> _Written instruction_: Each entry must be given again exactly; images do not belong in the copy.

** start Data excerpts **

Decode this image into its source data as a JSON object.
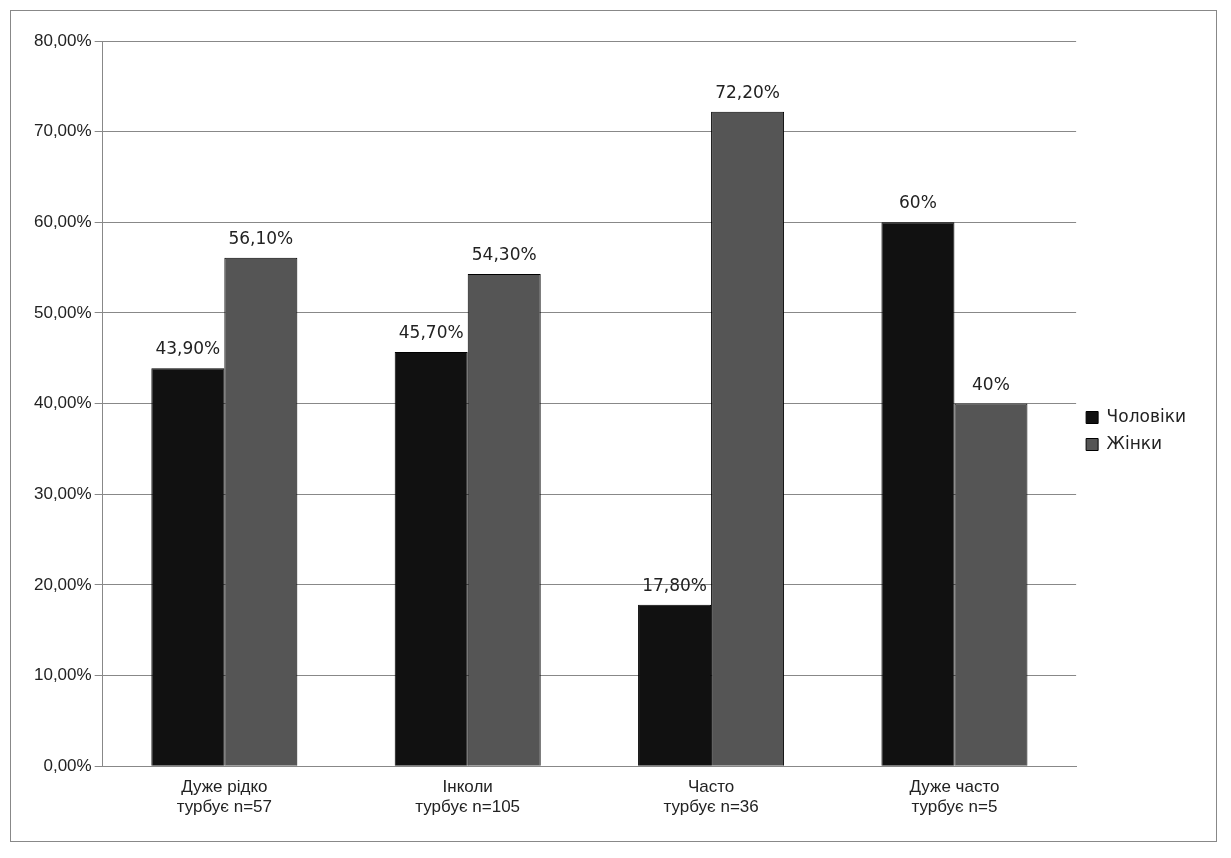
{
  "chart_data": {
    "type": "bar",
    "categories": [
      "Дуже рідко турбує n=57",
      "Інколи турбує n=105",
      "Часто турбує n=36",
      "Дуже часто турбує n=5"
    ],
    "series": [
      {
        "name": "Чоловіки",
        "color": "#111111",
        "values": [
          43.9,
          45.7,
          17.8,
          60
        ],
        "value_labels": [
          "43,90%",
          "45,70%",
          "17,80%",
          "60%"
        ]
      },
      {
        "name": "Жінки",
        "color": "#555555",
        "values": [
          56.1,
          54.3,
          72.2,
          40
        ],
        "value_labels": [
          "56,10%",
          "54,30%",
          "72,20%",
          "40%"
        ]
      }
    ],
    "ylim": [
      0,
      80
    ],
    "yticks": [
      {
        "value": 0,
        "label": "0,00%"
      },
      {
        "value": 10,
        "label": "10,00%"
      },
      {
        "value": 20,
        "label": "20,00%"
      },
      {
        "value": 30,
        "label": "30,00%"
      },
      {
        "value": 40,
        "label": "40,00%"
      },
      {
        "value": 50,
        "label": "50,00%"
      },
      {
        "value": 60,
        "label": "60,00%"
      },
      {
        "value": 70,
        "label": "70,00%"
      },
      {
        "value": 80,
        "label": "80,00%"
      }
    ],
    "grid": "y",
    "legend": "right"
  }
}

** end Data excerpts **

> _Worked solution_:
Decode this image into its source data as a JSON object.
{
  "chart_data": {
    "type": "bar",
    "categories": [
      "Дуже рідко турбує n=57",
      "Інколи турбує n=105",
      "Часто турбує n=36",
      "Дуже часто турбує n=5"
    ],
    "series": [
      {
        "name": "Чоловіки",
        "color": "#111111",
        "values": [
          43.9,
          45.7,
          17.8,
          60
        ],
        "value_labels": [
          "43,90%",
          "45,70%",
          "17,80%",
          "60%"
        ]
      },
      {
        "name": "Жінки",
        "color": "#555555",
        "values": [
          56.1,
          54.3,
          72.2,
          40
        ],
        "value_labels": [
          "56,10%",
          "54,30%",
          "72,20%",
          "40%"
        ]
      }
    ],
    "ylim": [
      0,
      80
    ],
    "yticks": [
      {
        "value": 0,
        "label": "0,00%"
      },
      {
        "value": 10,
        "label": "10,00%"
      },
      {
        "value": 20,
        "label": "20,00%"
      },
      {
        "value": 30,
        "label": "30,00%"
      },
      {
        "value": 40,
        "label": "40,00%"
      },
      {
        "value": 50,
        "label": "50,00%"
      },
      {
        "value": 60,
        "label": "60,00%"
      },
      {
        "value": 70,
        "label": "70,00%"
      },
      {
        "value": 80,
        "label": "80,00%"
      }
    ],
    "grid": "y",
    "legend": "right"
  }
}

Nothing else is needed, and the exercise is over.